## WRITTEN REQUEST
Copy the rows below verbatim, from the line containing "your-family-heading: Your family" through the line containing "add-other-user-button[interactable]: Add someone", both lines included.

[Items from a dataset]
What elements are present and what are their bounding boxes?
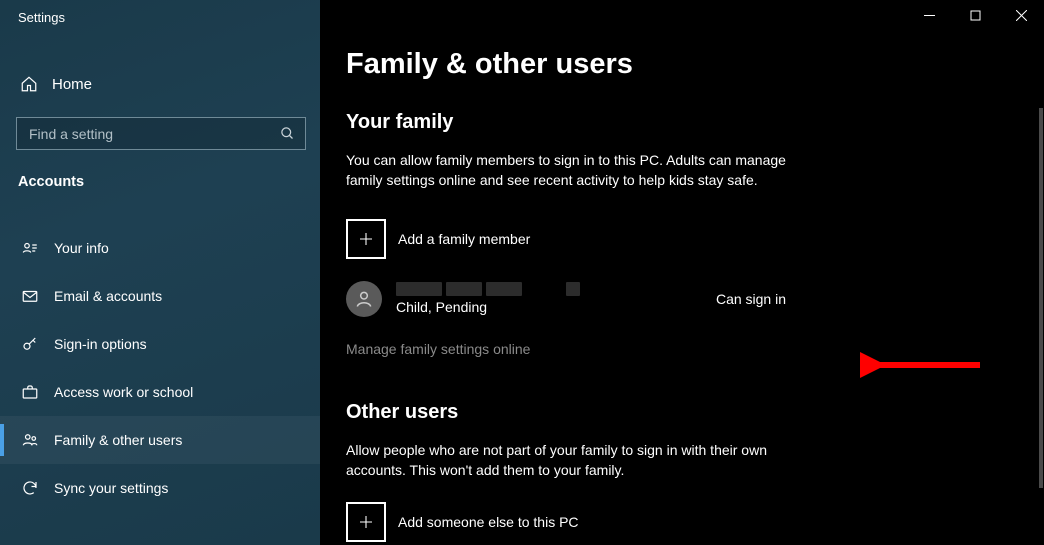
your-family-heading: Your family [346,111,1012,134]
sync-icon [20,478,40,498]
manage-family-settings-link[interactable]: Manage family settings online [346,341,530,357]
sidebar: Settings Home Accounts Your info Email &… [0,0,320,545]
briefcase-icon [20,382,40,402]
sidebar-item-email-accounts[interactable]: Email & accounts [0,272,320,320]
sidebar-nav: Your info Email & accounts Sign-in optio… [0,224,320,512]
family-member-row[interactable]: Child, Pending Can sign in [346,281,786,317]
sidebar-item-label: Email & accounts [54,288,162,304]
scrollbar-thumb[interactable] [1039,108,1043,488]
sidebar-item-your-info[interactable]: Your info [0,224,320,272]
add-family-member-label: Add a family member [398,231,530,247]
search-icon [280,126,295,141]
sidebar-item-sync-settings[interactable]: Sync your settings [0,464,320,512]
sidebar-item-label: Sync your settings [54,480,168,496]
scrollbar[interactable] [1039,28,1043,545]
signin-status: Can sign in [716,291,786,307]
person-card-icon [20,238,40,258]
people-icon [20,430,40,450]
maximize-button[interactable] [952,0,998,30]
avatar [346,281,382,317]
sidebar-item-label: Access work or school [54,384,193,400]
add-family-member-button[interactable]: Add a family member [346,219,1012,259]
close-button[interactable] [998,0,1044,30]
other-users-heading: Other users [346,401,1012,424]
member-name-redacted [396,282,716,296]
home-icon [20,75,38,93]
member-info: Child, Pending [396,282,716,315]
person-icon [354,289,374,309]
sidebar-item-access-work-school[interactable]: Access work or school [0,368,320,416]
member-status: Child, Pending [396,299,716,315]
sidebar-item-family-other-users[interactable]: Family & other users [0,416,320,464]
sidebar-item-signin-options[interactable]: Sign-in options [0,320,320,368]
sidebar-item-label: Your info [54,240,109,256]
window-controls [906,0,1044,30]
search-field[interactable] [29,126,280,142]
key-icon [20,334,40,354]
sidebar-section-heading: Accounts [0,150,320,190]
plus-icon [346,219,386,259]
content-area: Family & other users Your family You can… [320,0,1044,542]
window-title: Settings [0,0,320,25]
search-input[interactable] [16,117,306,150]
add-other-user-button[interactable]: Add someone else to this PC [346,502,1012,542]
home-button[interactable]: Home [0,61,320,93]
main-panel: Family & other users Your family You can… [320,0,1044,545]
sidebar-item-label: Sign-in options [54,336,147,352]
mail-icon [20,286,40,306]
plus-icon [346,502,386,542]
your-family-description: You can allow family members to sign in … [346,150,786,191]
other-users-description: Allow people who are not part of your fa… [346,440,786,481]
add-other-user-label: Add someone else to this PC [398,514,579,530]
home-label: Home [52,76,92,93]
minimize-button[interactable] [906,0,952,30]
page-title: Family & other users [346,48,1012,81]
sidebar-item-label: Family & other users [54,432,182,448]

## EXERCISE OUTPUT
your-family-heading: Your family [346,111,1012,134]
sync-icon [20,478,40,498]
manage-family-settings-link[interactable]: Manage family settings online [346,341,530,357]
sidebar: Settings Home Accounts Your info Email &… [0,0,320,545]
briefcase-icon [20,382,40,402]
sidebar-item-email-accounts[interactable]: Email & accounts [0,272,320,320]
sidebar-nav: Your info Email & accounts Sign-in optio… [0,224,320,512]
family-member-row[interactable]: Child, Pending Can sign in [346,281,786,317]
sidebar-item-label: Email & accounts [54,288,162,304]
scrollbar-thumb[interactable] [1039,108,1043,488]
sidebar-item-your-info[interactable]: Your info [0,224,320,272]
add-family-member-label: Add a family member [398,231,530,247]
search-icon [280,126,295,141]
sidebar-item-sync-settings[interactable]: Sync your settings [0,464,320,512]
sidebar-item-label: Sync your settings [54,480,168,496]
scrollbar[interactable] [1039,28,1043,545]
signin-status: Can sign in [716,291,786,307]
person-card-icon [20,238,40,258]
people-icon [20,430,40,450]
maximize-button[interactable] [952,0,998,30]
avatar [346,281,382,317]
sidebar-item-label: Access work or school [54,384,193,400]
add-family-member-button[interactable]: Add a family member [346,219,1012,259]
close-button[interactable] [998,0,1044,30]
other-users-heading: Other users [346,401,1012,424]
member-name-redacted [396,282,716,296]
home-icon [20,75,38,93]
member-info: Child, Pending [396,282,716,315]
person-icon [354,289,374,309]
sidebar-item-access-work-school[interactable]: Access work or school [0,368,320,416]
member-status: Child, Pending [396,299,716,315]
sidebar-item-family-other-users[interactable]: Family & other users [0,416,320,464]
sidebar-item-signin-options[interactable]: Sign-in options [0,320,320,368]
sidebar-item-label: Your info [54,240,109,256]
window-controls [906,0,1044,30]
search-field[interactable] [29,126,280,142]
key-icon [20,334,40,354]
sidebar-section-heading: Accounts [0,150,320,190]
plus-icon [346,219,386,259]
content-area: Family & other users Your family You can… [320,0,1044,542]
window-title: Settings [0,0,320,25]
search-input[interactable] [16,117,306,150]
add-other-user-button[interactable]: Add someone else to this PC [346,502,1012,542]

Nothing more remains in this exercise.